• [GOAL]: From the entries below, copy every line holding the word "highlight".

[Extracted data entries]
[Begin]
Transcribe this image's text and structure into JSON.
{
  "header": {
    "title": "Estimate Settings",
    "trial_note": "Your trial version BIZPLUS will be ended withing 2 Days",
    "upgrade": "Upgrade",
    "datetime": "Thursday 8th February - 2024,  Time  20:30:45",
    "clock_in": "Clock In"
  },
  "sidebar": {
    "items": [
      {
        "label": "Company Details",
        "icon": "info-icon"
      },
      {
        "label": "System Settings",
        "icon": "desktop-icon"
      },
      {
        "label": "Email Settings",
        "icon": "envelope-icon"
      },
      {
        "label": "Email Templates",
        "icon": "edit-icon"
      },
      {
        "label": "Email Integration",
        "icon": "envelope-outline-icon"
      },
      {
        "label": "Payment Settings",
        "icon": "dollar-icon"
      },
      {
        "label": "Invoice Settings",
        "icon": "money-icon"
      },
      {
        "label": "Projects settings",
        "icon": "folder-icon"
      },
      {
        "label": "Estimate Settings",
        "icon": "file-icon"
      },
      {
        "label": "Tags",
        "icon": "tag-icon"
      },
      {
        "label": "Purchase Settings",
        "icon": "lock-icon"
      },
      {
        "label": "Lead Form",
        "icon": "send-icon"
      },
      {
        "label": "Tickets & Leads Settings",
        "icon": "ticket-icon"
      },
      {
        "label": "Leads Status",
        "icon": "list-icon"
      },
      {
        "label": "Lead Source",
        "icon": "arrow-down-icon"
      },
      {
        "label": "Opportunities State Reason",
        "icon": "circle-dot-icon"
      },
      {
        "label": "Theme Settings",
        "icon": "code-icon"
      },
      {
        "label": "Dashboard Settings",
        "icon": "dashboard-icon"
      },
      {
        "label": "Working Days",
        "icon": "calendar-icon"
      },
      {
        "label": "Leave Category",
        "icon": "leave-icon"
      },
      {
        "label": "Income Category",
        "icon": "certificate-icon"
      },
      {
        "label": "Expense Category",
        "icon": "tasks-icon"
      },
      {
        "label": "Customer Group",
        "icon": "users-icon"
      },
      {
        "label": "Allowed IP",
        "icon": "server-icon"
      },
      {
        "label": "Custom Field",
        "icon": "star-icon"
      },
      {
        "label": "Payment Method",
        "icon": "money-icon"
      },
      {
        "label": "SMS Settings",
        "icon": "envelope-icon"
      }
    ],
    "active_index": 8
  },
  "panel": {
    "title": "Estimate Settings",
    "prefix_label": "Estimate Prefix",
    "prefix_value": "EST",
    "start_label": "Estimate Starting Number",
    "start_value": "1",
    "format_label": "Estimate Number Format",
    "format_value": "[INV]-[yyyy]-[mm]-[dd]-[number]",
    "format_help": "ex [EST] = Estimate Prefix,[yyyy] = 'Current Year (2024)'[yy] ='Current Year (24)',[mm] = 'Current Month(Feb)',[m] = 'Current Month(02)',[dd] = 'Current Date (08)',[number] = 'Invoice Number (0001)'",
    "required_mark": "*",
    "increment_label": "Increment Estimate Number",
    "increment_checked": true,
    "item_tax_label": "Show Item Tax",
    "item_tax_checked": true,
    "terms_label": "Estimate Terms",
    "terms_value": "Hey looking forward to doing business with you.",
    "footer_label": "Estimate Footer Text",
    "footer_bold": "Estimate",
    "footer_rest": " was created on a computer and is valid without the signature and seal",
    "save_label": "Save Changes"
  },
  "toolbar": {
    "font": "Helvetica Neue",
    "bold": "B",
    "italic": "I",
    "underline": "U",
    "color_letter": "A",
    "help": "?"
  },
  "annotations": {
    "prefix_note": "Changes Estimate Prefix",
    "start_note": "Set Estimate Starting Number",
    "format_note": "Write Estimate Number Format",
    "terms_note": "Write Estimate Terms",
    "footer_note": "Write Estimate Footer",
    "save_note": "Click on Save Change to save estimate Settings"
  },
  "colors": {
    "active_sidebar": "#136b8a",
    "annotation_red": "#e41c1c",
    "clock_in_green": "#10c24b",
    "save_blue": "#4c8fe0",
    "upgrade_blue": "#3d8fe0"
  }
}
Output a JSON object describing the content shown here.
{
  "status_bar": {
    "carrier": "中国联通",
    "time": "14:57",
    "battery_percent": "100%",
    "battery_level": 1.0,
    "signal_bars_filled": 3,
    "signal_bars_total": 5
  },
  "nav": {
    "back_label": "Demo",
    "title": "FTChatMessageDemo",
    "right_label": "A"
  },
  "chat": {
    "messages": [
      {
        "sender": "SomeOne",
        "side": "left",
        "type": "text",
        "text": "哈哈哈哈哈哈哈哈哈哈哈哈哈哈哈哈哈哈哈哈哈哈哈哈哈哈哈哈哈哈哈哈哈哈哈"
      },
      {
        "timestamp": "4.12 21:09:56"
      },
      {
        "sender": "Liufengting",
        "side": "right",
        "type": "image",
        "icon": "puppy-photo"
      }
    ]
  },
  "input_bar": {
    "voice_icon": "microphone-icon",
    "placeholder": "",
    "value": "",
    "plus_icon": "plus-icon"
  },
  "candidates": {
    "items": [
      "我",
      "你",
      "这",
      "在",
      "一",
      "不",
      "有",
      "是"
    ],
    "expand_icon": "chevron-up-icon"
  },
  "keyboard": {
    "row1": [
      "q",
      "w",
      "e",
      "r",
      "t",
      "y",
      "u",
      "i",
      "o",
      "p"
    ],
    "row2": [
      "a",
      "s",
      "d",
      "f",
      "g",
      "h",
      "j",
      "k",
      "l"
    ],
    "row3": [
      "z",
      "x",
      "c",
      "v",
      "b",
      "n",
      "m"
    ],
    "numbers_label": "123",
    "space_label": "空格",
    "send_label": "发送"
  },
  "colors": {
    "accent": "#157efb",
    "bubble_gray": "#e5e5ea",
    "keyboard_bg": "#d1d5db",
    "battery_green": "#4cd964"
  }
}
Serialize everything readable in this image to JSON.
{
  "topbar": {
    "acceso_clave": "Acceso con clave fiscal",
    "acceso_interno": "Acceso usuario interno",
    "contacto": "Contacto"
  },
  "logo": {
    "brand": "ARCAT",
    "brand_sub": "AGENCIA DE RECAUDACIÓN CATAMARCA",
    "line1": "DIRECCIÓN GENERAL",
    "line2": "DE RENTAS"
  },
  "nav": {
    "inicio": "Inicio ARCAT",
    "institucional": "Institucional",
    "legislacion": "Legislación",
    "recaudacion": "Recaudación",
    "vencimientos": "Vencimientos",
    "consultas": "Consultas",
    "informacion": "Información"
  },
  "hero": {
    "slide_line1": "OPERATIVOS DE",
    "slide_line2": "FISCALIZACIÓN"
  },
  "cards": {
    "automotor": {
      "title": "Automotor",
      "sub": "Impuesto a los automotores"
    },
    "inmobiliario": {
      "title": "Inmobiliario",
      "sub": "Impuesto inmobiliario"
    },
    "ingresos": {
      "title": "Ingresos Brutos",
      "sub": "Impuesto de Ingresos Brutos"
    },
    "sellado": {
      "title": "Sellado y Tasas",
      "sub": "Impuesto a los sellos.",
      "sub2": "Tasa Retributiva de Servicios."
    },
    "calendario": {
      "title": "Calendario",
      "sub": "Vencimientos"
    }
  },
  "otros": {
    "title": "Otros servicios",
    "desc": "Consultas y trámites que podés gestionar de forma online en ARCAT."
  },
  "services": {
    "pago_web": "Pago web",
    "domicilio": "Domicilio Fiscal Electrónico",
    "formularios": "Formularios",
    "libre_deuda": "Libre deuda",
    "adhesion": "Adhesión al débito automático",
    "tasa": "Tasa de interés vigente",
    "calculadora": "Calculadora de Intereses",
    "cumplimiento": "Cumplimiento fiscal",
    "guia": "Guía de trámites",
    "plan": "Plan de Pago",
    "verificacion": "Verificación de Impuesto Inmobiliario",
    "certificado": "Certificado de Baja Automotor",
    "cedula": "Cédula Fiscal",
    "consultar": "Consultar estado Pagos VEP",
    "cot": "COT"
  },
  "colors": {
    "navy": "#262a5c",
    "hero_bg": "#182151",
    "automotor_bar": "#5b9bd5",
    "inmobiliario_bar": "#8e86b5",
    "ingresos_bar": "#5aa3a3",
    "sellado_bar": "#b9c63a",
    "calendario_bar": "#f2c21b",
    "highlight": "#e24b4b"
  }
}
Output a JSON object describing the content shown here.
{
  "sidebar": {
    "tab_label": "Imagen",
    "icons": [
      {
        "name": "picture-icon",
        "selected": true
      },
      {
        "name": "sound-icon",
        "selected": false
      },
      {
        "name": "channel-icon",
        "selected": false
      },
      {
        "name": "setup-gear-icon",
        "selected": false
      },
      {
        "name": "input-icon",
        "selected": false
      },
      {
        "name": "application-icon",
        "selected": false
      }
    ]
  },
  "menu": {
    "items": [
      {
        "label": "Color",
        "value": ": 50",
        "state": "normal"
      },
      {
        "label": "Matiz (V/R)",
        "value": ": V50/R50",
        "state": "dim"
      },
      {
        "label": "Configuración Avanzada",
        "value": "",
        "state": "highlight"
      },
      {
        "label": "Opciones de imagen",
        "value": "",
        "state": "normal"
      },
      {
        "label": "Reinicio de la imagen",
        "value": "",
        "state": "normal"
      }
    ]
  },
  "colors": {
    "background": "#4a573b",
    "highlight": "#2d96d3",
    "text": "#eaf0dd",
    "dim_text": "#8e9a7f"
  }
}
[End]
• [RESPONSE FOR THIS EXERCISE]:
    "highlight": "#e24b4b"
        "state": "highlight"
    "highlight": "#2d96d3",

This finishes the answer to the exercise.